Identify the lines that contain the string "this" and copy all of them.

....

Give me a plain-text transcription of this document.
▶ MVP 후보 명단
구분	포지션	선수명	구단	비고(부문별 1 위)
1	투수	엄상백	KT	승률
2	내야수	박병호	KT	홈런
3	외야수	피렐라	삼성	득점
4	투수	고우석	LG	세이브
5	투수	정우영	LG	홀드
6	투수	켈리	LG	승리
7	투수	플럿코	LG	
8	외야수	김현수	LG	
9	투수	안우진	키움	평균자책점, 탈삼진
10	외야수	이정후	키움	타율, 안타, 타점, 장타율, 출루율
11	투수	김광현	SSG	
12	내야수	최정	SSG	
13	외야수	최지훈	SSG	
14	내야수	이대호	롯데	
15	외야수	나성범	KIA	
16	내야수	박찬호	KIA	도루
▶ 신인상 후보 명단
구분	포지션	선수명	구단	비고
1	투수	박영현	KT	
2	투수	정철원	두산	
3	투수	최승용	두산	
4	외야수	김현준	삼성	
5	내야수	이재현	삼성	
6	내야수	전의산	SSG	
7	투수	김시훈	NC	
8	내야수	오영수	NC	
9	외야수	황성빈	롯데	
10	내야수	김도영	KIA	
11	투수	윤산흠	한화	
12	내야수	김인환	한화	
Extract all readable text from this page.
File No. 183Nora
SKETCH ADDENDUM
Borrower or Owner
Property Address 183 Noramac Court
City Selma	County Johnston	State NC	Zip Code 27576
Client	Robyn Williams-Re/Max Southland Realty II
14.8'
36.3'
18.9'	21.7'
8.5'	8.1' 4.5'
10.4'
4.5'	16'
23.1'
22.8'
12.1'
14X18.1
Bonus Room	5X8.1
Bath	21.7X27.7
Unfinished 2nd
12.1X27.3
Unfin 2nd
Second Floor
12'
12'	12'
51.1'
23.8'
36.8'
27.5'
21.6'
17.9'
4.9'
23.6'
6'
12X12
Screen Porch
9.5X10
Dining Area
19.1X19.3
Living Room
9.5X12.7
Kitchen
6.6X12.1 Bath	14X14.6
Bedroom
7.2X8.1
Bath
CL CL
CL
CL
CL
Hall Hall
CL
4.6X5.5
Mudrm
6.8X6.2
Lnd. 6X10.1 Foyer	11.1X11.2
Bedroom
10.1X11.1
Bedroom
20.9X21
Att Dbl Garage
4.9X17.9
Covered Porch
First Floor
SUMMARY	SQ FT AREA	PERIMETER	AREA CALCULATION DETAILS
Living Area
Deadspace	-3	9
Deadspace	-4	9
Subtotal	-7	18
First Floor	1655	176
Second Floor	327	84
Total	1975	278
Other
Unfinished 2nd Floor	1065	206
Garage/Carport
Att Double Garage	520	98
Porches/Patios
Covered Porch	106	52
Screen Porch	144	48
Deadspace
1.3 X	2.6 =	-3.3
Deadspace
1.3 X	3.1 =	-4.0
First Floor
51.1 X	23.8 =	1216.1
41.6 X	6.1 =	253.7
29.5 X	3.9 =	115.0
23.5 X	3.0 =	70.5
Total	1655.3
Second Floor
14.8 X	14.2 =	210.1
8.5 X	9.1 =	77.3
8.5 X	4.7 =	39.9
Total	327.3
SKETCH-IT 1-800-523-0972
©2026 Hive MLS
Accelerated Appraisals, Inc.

....

RESPONSE BELOW:
Give me a plain-text transcription of this document.
Extract all readable text from this page.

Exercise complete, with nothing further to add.